How to sell wine without lavish tastings: send samples, use Zoom
Millions of Euros are at stake as the wine region must reinvent its annual tradition and reshape its future.
Yes, virtual wine tastings are a thing. At 9am I was sipping a barrel sample of 2019 Château Mouton Rothschild with Baron Philippe Sereys de Rothschild and managing director Philippe Dhalluin. Naturally, this was virtual: They were in Bordeaux; I was in the U.S.
The wine in my glass was real, though: and it was powerful, silky, and lush, “a rugby player in black tie,” as Dhalluin has described it.
Barrels of it are sleeping quietly in the first growth château’s cellars and won’t be bottled and shipped until 2022. But like all top Bordeaux estates, Mouton sells the wine en primeur, as futures, the spring after harvest. Meaning now.
And now, in the face of a pandemic that blocks travel and has squashed commerce, the estates are grappling with how they can continue with the long-standing tradition – and what it will take, without it, for people to buy.
En primeur pre-pandemic
A primer on how en primeur works: Châteaux sell the wines still in barrel to negociants, or merchants, who add a margin, then sell to importers and retailers, who add a margin and sell to you. You put down money and get the bottled wines two years later.
The idea is that you’re buying wines at the very lowest price, and that when bottles arrive, they will cost more and you’ll have made a savvy investment. And after this year, it will have been accomplished without much pomp and circumstance at all.
Ordinarily, 5,000 merchants fly in from around the globe in early April to taste barrel samples of the latest vintage, then decide what to offer to consumers as futures.
Châteaux woo them with lavish dinners and elegant lunches, trying to build excitement that will translate into buying momentum. Hotels and restaurants are full and bustling.
Like other journalists, I would end up driving madly from Saint-Estèphe to Saint-Emilion, sipping 400 to 500 wines at group tastings and individual estates to find those to recommend.
But not this year, and maybe not ever again.
The steep cobblestone streets of touristy village Saint-Emilion have been eerily quiet, and Michelin-starred restaurant Logis de Cadène, owned by Château Angélus, was cooking up 400 meals a day for medical teams at local hospitals, not visiting merchants.
With the lockdown, the Union des Grands Crus des Bordeaux (UGCB), the trade association of top estates, had to cancel its official tastings in Bordeaux. Other gatherings and appointments at places such as Mouton and Château Lafite, which normally welcome 2,000 visitors, were no longer possible.
Tastings over Zoom
So far, the châteaux are trying to keep the current system in place, though there was plenty of disagreement about how to do it.

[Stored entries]
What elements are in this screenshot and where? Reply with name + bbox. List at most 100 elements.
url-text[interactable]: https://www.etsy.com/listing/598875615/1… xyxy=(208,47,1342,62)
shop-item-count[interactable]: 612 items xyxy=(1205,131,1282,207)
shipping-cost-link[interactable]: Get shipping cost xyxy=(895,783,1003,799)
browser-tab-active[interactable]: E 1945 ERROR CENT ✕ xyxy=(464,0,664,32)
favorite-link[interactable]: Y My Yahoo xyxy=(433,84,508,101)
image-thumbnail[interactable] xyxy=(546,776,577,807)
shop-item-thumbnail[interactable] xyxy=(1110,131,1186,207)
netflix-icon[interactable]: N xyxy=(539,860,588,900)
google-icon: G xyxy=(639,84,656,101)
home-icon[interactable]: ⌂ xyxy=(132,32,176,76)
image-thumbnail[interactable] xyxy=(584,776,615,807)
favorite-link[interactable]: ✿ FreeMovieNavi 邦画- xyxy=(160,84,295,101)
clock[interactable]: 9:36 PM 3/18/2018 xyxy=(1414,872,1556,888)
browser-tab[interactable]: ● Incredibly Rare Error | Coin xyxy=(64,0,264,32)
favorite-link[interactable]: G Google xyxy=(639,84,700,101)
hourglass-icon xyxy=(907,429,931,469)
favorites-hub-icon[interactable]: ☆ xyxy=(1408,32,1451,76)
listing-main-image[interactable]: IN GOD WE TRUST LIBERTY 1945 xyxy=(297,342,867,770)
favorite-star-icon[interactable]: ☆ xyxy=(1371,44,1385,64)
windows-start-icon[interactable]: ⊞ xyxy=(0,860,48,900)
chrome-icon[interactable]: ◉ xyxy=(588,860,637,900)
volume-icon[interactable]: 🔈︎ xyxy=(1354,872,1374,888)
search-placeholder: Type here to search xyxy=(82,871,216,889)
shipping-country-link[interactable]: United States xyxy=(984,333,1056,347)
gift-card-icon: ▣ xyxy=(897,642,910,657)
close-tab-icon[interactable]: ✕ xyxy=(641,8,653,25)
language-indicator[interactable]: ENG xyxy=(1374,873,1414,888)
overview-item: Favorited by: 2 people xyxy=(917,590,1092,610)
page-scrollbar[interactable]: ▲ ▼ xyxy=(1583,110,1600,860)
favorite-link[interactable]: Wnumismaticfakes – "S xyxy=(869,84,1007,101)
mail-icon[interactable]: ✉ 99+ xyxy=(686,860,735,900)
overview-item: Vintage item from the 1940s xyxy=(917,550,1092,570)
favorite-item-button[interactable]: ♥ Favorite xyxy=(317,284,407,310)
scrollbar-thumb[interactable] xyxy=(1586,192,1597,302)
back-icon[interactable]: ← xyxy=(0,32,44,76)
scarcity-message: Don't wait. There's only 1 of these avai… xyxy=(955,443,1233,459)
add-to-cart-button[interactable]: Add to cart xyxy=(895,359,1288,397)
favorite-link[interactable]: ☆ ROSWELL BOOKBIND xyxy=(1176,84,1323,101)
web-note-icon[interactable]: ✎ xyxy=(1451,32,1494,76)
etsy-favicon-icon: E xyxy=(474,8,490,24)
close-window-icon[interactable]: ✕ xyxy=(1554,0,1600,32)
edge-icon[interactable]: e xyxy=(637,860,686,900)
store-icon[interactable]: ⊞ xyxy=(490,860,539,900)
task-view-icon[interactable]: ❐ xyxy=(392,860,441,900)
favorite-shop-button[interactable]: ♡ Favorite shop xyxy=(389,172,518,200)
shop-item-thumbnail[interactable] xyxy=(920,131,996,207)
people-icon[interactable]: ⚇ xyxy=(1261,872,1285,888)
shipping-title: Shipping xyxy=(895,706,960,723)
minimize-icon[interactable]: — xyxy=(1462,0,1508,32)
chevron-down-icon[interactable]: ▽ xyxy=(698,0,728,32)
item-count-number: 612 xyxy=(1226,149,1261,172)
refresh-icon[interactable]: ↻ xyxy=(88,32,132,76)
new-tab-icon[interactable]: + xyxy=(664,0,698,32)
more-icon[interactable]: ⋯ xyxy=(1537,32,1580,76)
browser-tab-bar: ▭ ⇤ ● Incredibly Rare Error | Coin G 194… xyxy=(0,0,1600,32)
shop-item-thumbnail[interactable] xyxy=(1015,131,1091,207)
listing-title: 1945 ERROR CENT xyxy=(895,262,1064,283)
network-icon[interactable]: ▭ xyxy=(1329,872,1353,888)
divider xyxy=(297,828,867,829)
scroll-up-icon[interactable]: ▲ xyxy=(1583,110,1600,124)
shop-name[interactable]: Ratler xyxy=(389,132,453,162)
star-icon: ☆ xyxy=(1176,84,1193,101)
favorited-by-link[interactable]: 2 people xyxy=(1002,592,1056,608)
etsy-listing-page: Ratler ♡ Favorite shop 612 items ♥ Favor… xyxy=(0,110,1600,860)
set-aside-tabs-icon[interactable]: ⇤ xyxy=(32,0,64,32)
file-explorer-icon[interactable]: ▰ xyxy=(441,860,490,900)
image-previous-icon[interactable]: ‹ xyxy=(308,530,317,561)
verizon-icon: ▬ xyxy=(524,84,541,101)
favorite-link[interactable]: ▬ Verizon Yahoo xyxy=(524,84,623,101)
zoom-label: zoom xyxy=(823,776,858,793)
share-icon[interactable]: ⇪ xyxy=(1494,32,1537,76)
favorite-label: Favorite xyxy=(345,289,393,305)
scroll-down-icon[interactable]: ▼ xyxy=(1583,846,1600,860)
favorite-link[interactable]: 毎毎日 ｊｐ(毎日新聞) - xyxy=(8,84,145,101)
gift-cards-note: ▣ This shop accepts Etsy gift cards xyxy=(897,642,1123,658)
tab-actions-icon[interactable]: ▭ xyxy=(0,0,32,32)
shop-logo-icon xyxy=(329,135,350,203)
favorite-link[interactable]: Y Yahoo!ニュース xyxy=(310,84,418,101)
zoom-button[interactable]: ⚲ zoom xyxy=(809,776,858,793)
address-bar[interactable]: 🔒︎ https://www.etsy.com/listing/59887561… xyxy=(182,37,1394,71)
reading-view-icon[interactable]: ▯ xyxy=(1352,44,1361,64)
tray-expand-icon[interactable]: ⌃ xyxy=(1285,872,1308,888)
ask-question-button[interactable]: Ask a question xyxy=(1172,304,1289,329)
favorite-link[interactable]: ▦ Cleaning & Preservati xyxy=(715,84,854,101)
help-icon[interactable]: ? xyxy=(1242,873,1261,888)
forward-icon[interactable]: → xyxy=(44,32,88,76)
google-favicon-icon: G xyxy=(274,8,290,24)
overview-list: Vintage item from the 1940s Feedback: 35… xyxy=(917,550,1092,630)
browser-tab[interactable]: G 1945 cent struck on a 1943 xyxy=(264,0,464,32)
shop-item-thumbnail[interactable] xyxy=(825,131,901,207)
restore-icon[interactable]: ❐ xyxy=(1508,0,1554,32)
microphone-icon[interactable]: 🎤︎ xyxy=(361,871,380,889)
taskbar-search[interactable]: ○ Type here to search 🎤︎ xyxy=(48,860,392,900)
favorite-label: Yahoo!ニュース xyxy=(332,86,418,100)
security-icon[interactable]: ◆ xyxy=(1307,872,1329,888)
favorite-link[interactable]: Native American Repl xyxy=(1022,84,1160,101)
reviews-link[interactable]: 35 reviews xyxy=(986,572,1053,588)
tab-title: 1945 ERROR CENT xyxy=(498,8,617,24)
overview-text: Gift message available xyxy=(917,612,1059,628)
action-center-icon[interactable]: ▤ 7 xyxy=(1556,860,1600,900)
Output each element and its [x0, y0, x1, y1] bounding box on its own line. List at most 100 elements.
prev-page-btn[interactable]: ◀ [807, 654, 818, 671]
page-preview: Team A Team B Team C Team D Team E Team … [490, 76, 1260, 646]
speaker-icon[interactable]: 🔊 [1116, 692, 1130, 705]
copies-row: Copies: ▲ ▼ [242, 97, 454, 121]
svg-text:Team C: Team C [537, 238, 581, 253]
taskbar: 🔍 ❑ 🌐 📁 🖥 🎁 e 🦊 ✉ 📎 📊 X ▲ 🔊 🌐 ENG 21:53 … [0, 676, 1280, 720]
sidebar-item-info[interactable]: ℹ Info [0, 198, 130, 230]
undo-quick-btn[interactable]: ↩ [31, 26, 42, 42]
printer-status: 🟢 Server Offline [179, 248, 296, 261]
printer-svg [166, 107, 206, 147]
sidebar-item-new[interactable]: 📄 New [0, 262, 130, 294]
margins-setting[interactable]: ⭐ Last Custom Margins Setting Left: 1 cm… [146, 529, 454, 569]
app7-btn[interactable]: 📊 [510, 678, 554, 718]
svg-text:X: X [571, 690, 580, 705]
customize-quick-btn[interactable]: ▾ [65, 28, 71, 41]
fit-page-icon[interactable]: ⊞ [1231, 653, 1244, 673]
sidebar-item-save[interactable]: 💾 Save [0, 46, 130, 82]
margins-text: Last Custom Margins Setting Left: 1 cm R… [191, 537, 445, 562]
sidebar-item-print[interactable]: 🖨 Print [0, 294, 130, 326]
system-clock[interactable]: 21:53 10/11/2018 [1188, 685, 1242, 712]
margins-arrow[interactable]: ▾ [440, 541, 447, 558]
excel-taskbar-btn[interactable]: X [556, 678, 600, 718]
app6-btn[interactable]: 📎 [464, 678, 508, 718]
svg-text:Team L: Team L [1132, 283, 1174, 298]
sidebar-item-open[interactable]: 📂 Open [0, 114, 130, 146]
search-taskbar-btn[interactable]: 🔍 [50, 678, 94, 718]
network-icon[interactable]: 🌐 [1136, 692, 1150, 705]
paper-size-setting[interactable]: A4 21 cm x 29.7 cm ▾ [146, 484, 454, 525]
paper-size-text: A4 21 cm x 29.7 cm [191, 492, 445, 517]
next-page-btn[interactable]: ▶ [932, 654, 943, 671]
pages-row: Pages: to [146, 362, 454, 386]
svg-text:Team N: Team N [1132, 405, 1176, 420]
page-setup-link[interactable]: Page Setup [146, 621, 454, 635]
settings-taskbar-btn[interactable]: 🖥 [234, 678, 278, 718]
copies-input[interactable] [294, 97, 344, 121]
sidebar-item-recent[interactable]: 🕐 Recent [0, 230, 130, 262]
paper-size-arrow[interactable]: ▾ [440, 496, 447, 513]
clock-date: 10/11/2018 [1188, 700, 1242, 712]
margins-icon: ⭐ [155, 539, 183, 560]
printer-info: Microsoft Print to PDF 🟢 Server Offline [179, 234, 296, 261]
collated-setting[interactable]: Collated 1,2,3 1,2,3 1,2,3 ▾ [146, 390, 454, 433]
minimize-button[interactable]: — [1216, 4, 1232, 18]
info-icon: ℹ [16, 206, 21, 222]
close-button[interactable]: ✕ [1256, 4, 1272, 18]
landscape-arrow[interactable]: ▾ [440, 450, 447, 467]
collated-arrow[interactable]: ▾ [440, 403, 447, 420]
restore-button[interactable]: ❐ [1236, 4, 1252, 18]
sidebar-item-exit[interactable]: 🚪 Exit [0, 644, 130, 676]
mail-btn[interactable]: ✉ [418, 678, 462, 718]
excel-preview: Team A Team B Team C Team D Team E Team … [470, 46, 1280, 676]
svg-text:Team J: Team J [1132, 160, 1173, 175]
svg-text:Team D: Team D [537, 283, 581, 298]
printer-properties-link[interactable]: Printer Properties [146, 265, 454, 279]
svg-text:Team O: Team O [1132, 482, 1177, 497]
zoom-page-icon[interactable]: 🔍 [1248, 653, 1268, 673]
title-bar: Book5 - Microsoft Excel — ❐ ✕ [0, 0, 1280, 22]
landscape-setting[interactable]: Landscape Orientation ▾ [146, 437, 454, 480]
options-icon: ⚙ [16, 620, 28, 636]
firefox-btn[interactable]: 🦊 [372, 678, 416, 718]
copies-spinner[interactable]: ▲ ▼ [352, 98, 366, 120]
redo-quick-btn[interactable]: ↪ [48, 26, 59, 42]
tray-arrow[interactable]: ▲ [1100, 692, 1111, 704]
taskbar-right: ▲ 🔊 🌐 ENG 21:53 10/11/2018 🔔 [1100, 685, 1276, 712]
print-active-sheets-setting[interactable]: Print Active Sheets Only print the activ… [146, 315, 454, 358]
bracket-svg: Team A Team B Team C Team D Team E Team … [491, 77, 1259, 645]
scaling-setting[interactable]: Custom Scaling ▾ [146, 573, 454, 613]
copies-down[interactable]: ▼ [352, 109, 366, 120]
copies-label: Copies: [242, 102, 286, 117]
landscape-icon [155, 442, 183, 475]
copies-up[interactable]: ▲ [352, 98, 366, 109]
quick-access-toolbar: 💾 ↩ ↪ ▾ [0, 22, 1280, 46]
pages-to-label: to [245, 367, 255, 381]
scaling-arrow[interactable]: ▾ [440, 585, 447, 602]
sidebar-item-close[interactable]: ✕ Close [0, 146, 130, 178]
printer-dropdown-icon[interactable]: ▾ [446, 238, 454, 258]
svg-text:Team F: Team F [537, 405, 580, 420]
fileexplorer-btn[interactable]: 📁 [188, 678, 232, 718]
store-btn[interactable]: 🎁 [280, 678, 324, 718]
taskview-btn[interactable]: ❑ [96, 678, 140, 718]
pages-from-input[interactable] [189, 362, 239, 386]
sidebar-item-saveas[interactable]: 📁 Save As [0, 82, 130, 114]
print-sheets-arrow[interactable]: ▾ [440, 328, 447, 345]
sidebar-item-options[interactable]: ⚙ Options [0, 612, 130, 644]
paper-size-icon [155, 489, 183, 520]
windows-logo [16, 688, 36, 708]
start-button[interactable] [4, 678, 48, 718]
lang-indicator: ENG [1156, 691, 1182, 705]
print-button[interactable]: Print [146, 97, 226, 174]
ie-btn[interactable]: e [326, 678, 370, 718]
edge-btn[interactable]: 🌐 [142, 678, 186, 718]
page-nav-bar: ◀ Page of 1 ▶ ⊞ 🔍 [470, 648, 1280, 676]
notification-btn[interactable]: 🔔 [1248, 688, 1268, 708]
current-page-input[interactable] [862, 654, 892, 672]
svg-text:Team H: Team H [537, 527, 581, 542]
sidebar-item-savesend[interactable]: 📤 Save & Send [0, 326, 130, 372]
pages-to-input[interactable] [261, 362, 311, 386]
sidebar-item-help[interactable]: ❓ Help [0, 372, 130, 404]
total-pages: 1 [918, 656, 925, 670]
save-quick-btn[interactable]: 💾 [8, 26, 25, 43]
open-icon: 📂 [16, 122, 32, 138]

### Assigned task A
Translate into Spanish the following sentence from the article on Bordeaux en primeur sales: "Châteaux woo them with lavish dinners and elegant lunches, trying to build excitement that will translate into buying momentum."
### Assigned task B
Continue the article on Bordeaux en primeur sales from its final sentence, under the heading "Tastings over Zoom."

### Written reply A
Los châteaux los cortejan con cenas suntuosas y almuerzos elegantes, tratando de generar un entusiasmo que se traduzca en impulso de compra.

### Written reply B
Last week, Lafite and Mouton hosted joint 45-minute in-person tastings of the 2019s for 28 U.K. merchants at Waddesdon Manor in Aylesbury, Buckinghamshire, which belongs to Lord Jacob Rothschild.
There were no more than a couple of people at a time and careful sanitizing between tastings. The châteaux’ technical directors answered questions virtually, from a big screen.
Ronan Laborde, president of the UGCB, says they have scheduled in-person tastings in seven cities around the world so far, where they’ll observe social distancing and take recommended precautions. He also runs Château Clinet in Pomerol, and for the past few months has been working at home with his three kids running around.
Many châteaux have been sending samples internationally for the first time, according to Fabrice Bernard of Bordeaux negociant house Millesima.
In the past two weeks I’ve tasted with winemakers remotely via Zoom, Whereby, Webex, and Microsoft Teams. One day I had the wines from Château Cos d’Estournel in front of me, while my screen showed the art-filled tasting room at the Saint-Estèphe second growth with owner Michel Reybier and technical director Dominique Arangoits explaining the vintage.
The next day I chatted with Bruno Borie, owner of Château Ducru-Beaucaillou, who’d shipped a fancy purple box with 100-milliliter tubes that contained his four wines.
"Rich, gorgeous, soft as a kitten's ear"
Everyone agrees that the quality of the vintage is very high.
Simon Staples, head of private clients at U.K. merchant Lay & Wheeler emailed that those he’d tried were “rich, gorgeous, with tannins as soft as a kitten’s ear.”
I totally agree. Château Cos d’Estournel’s top wine is spicy and velvety, with a dark, chocolatey note. The Château Ducru Beaucaillou’s grand vin is dense and dark-toned, seamless and subtle. Château Smith Haut Lafitte’s is savory and smooth, with warm red fruit.
And the Mouton is stunning, as are the wines from the Rothschild family’s two other châteaux, d’Armailhac and Clerc Milon. Ditto the Chateau Lafite Rothschild (owned by another branch of the family) which I just tasted Friday.
Slashed prices, intense bidding
Will anyone buy? For Mouton, the answer is decidedly yes – but at a lower price than usual. After they released at a price 30.8% cheaper than last year on June 9, the Liv-ex website crashed with all the trades.
“In a complicated en primeur campaign like this, the first growths have to give the tone,” says Mouton’s Dhalluin.
Jeff Zacharia of retailer Zachys in Scarsdale, N.Y., has a Bordeaux representative tasting on the spot, but some merchants are basing their orders on a château’s track record and a handful of published reports. Most important, they say, is price.
When it comes to selling, Bordeaux was in trouble even before the pandemic. The 25% tariff the U.S. trade representative put on wines from France (and Germany, Spain, and the U.K.) cut consumer interest stateside.
As Clyde Beffa Jr., owner of the Bay Area’s K&L Wine Merchants, emailed, “Selling wines as futures with tariff uncertainty looming is extremely difficult.”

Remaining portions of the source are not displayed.